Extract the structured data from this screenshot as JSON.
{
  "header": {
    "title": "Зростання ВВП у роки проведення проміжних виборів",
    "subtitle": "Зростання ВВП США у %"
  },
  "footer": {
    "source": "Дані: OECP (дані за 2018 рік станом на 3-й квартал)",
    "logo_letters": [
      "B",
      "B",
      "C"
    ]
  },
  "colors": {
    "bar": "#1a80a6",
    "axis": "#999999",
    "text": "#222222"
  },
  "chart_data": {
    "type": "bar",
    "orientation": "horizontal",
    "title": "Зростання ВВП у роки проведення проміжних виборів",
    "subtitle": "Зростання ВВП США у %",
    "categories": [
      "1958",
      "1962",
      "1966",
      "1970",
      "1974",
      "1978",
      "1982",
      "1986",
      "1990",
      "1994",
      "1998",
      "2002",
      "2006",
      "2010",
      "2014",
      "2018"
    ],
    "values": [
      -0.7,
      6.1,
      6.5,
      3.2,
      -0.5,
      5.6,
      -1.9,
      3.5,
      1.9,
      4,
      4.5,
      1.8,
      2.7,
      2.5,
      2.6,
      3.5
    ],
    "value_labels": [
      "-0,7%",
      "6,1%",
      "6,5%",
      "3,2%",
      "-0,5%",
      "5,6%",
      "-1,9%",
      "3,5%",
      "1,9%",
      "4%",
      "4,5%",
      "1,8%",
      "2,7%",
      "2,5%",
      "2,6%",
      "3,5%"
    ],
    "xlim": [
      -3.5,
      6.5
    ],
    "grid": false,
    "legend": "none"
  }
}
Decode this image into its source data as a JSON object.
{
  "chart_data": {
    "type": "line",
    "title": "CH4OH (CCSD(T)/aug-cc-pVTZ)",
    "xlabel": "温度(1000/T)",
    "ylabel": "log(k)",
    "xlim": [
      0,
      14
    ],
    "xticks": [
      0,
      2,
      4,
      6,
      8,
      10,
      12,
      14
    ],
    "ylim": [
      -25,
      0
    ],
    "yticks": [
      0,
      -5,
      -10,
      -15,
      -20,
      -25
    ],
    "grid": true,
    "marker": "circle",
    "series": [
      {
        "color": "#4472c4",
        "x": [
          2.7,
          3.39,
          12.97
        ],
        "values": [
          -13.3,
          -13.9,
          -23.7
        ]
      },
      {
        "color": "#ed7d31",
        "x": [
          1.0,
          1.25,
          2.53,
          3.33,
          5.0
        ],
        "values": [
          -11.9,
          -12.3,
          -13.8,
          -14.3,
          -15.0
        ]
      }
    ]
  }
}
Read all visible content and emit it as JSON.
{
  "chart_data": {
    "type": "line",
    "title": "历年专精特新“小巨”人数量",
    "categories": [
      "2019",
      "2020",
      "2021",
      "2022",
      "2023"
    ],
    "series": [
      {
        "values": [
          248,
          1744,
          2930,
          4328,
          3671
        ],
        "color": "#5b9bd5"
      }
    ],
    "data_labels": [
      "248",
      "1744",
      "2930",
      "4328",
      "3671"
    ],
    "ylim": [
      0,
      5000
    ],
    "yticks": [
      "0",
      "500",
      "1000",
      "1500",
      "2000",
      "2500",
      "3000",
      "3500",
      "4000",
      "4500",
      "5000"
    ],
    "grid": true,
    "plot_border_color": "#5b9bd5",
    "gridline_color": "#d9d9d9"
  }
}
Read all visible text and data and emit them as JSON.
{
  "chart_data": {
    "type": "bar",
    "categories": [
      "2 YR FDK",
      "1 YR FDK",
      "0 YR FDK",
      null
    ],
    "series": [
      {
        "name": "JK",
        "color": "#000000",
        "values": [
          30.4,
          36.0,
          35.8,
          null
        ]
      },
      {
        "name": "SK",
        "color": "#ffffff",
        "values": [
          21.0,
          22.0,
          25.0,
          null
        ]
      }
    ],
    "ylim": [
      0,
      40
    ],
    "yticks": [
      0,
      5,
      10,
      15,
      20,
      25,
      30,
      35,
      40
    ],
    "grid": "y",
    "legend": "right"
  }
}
--
Write out the whole listing again, exactly as it stands.

● **Problem solution**:
Extract the structured data from this screenshot as JSON.
{
  "header": {
    "title": "Зростання ВВП у роки проведення проміжних виборів",
    "subtitle": "Зростання ВВП США у %"
  },
  "footer": {
    "source": "Дані: OECP (дані за 2018 рік станом на 3-й квартал)",
    "logo_letters": [
      "B",
      "B",
      "C"
    ]
  },
  "colors": {
    "bar": "#1a80a6",
    "axis": "#999999",
    "text": "#222222"
  },
  "chart_data": {
    "type": "bar",
    "orientation": "horizontal",
    "title": "Зростання ВВП у роки проведення проміжних виборів",
    "subtitle": "Зростання ВВП США у %",
    "categories": [
      "1958",
      "1962",
      "1966",
      "1970",
      "1974",
      "1978",
      "1982",
      "1986",
      "1990",
      "1994",
      "1998",
      "2002",
      "2006",
      "2010",
      "2014",
      "2018"
    ],
    "values": [
      -0.7,
      6.1,
      6.5,
      3.2,
      -0.5,
      5.6,
      -1.9,
      3.5,
      1.9,
      4,
      4.5,
      1.8,
      2.7,
      2.5,
      2.6,
      3.5
    ],
    "value_labels": [
      "-0,7%",
      "6,1%",
      "6,5%",
      "3,2%",
      "-0,5%",
      "5,6%",
      "-1,9%",
      "3,5%",
      "1,9%",
      "4%",
      "4,5%",
      "1,8%",
      "2,7%",
      "2,5%",
      "2,6%",
      "3,5%"
    ],
    "xlim": [
      -3.5,
      6.5
    ],
    "grid": false,
    "legend": "none"
  }
}
Decode this image into its source data as a JSON object.
{
  "chart_data": {
    "type": "line",
    "title": "CH4OH (CCSD(T)/aug-cc-pVTZ)",
    "xlabel": "温度(1000/T)",
    "ylabel": "log(k)",
    "xlim": [
      0,
      14
    ],
    "xticks": [
      0,
      2,
      4,
      6,
      8,
      10,
      12,
      14
    ],
    "ylim": [
      -25,
      0
    ],
    "yticks": [
      0,
      -5,
      -10,
      -15,
      -20,
      -25
    ],
    "grid": true,
    "marker": "circle",
    "series": [
      {
        "color": "#4472c4",
        "x": [
          2.7,
          3.39,
          12.97
        ],
        "values": [
          -13.3,
          -13.9,
          -23.7
        ]
      },
      {
        "color": "#ed7d31",
        "x": [
          1.0,
          1.25,
          2.53,
          3.33,
          5.0
        ],
        "values": [
          -11.9,
          -12.3,
          -13.8,
          -14.3,
          -15.0
        ]
      }
    ]
  }
}
Read all visible content and emit it as JSON.
{
  "chart_data": {
    "type": "line",
    "title": "历年专精特新“小巨”人数量",
    "categories": [
      "2019",
      "2020",
      "2021",
      "2022",
      "2023"
    ],
    "series": [
      {
        "values": [
          248,
          1744,
          2930,
          4328,
          3671
        ],
        "color": "#5b9bd5"
      }
    ],
    "data_labels": [
      "248",
      "1744",
      "2930",
      "4328",
      "3671"
    ],
    "ylim": [
      0,
      5000
    ],
    "yticks": [
      "0",
      "500",
      "1000",
      "1500",
      "2000",
      "2500",
      "3000",
      "3500",
      "4000",
      "4500",
      "5000"
    ],
    "grid": true,
    "plot_border_color": "#5b9bd5",
    "gridline_color": "#d9d9d9"
  }
}
Read all visible text and data and emit them as JSON.
{
  "chart_data": {
    "type": "bar",
    "categories": [
      "2 YR FDK",
      "1 YR FDK",
      "0 YR FDK",
      null
    ],
    "series": [
      {
        "name": "JK",
        "color": "#000000",
        "values": [
          30.4,
          36.0,
          35.8,
          null
        ]
      },
      {
        "name": "SK",
        "color": "#ffffff",
        "values": [
          21.0,
          22.0,
          25.0,
          null
        ]
      }
    ],
    "ylim": [
      0,
      40
    ],
    "yticks": [
      0,
      5,
      10,
      15,
      20,
      25,
      30,
      35,
      40
    ],
    "grid": "y",
    "legend": "right"
  }
}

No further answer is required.